Start of Data section
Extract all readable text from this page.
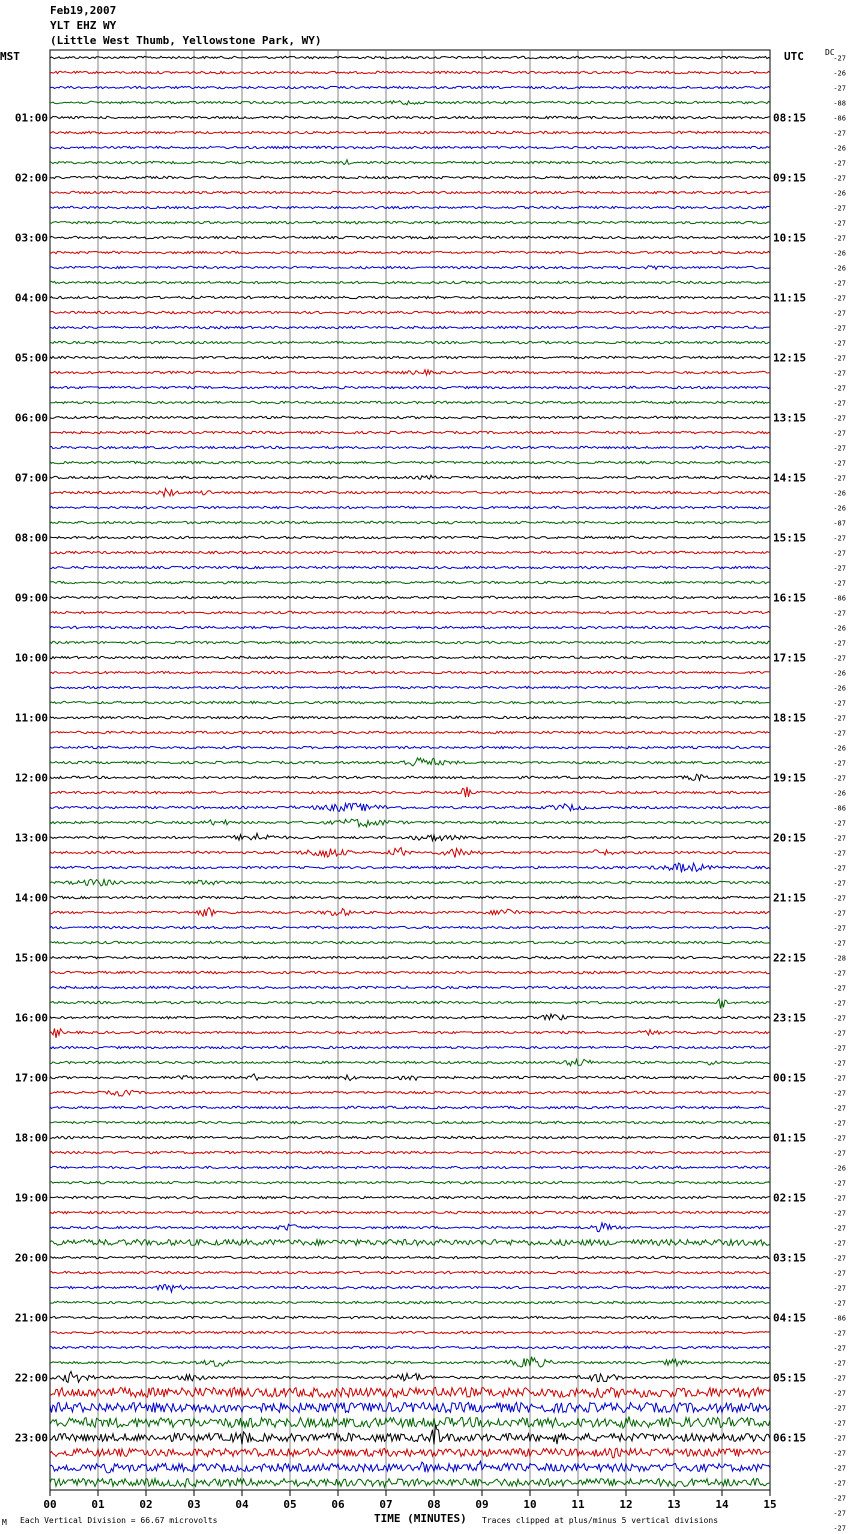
Feb19,2007
YLT EHZ WY
(Little West Thumb, Yellowstone Park, WY)
MST	UTC	DC
00	01	02	03	04	05	06	07	08	09	10	11	12	13	14	15
01:00	08:15
02:00	09:15
03:00	10:15
04:00	11:15
05:00	12:15
06:00	13:15
07:00	14:15
08:00	15:15
09:00	16:15
10:00	17:15
11:00	18:15
12:00	19:15
13:00	20:15
14:00	21:15
15:00	22:15
16:00	23:15
17:00	00:15
18:00	01:15
19:00	02:15
20:00	03:15
21:00	04:15
22:00	05:15
23:00	06:15
-27
-26
-27
-88
-86
-27
-26
-27
-27
-26
-27
-27
-27
-26
-26
-27
-27
-27
-27
-27
-27
-27
-27
-27
-27
-27
-27
-27
-27
-26
-26
-87
-27
-27
-27
-27
-86
-27
-26
-27
-27
-26
-26
-27
-27
-27
-26
-27
-27
-26
-86
-27
-27
-27
-27
-27
-27
-27
-27
-27
-28
-27
-27
-27
-27
-27
-27
-27
-27
-27
-27
-27
-27
-27
-26
-27
-27
-27
-27
-27
-27
-27
-27
-27
-86
-27
-27
-27
-27
-27
-27
-27
-27
-27
-27
-27
-27
-27
-27
M Each Vertical Division = 66.67 microvolts	TIME (MINUTES) Traces clipped at plus/minus 5 vertical divisions
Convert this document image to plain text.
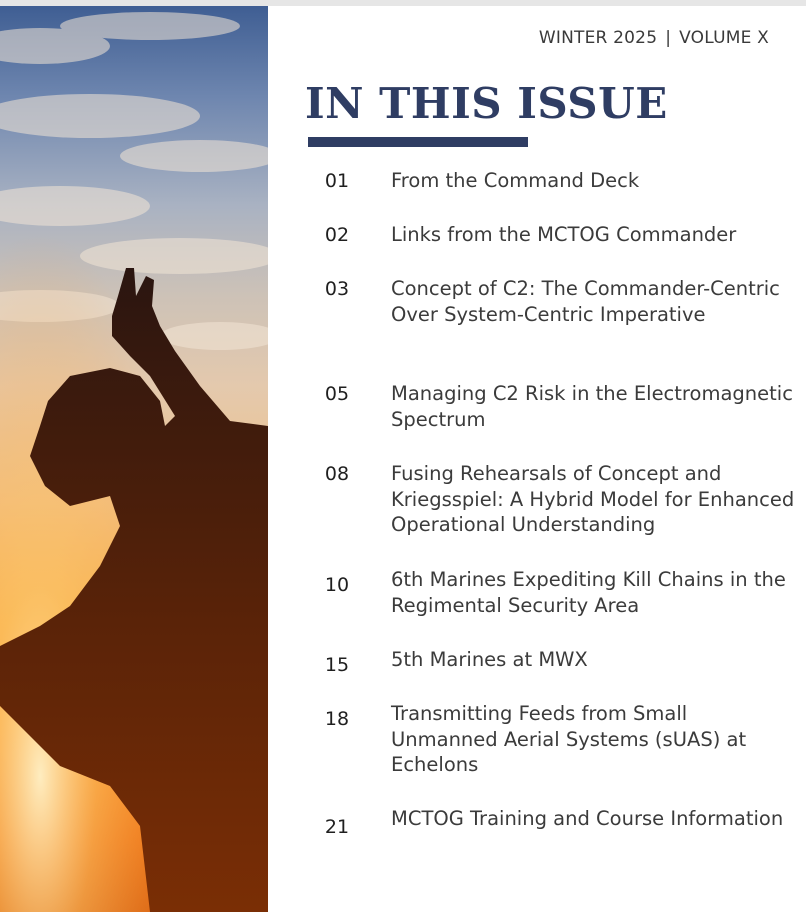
WINTER 2025 | VOLUME X
IN THIS ISSUE
01	From the Command Deck
02	Links from the MCTOG Commander
03	Concept of C2: The Commander-Centric Over System-Centric Imperative
05	Managing C2 Risk in the Electromagnetic Spectrum
08	Fusing Rehearsals of Concept and Kriegsspiel: A Hybrid Model for Enhanced Operational Understanding
10	6th Marines Expediting Kill Chains in the Regimental Security Area
15	5th Marines at MWX
18	Transmitting Feeds from Small Unmanned Aerial Systems (sUAS) at Echelons
21	MCTOG Training and Course Information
End of Data section
Aim » The pictures should not appear in the copy; every other part of the records above must be returned exactly.

Answer for this exercise »
Extract all readable text from this page.
Feb19,2007
YLT EHZ WY
(Little West Thumb, Yellowstone Park, WY)
MST	UTC	DC
00	01	02	03	04	05	06	07	08	09	10	11	12	13	14	15
01:00	08:15
02:00	09:15
03:00	10:15
04:00	11:15
05:00	12:15
06:00	13:15
07:00	14:15
08:00	15:15
09:00	16:15
10:00	17:15
11:00	18:15
12:00	19:15
13:00	20:15
14:00	21:15
15:00	22:15
16:00	23:15
17:00	00:15
18:00	01:15
19:00	02:15
20:00	03:15
21:00	04:15
22:00	05:15
23:00	06:15
-27
-26
-27
-88
-86
-27
-26
-27
-27
-26
-27
-27
-27
-26
-26
-27
-27
-27
-27
-27
-27
-27
-27
-27
-27
-27
-27
-27
-27
-26
-26
-87
-27
-27
-27
-27
-86
-27
-26
-27
-27
-26
-26
-27
-27
-27
-26
-27
-27
-26
-86
-27
-27
-27
-27
-27
-27
-27
-27
-27
-28
-27
-27
-27
-27
-27
-27
-27
-27
-27
-27
-27
-27
-27
-26
-27
-27
-27
-27
-27
-27
-27
-27
-27
-86
-27
-27
-27
-27
-27
-27
-27
-27
-27
-27
-27
-27
-27
-27
M Each Vertical Division = 66.67 microvolts	TIME (MINUTES) Traces clipped at plus/minus 5 vertical divisions
Convert this document image to plain text.
WINTER 2025 | VOLUME X
IN THIS ISSUE
01	From the Command Deck
02	Links from the MCTOG Commander
03	Concept of C2: The Commander-Centric Over System-Centric Imperative
05	Managing C2 Risk in the Electromagnetic Spectrum
08	Fusing Rehearsals of Concept and Kriegsspiel: A Hybrid Model for Enhanced Operational Understanding
10	6th Marines Expediting Kill Chains in the Regimental Security Area
15	5th Marines at MWX
18	Transmitting Feeds from Small Unmanned Aerial Systems (sUAS) at Echelons
21	MCTOG Training and Course Information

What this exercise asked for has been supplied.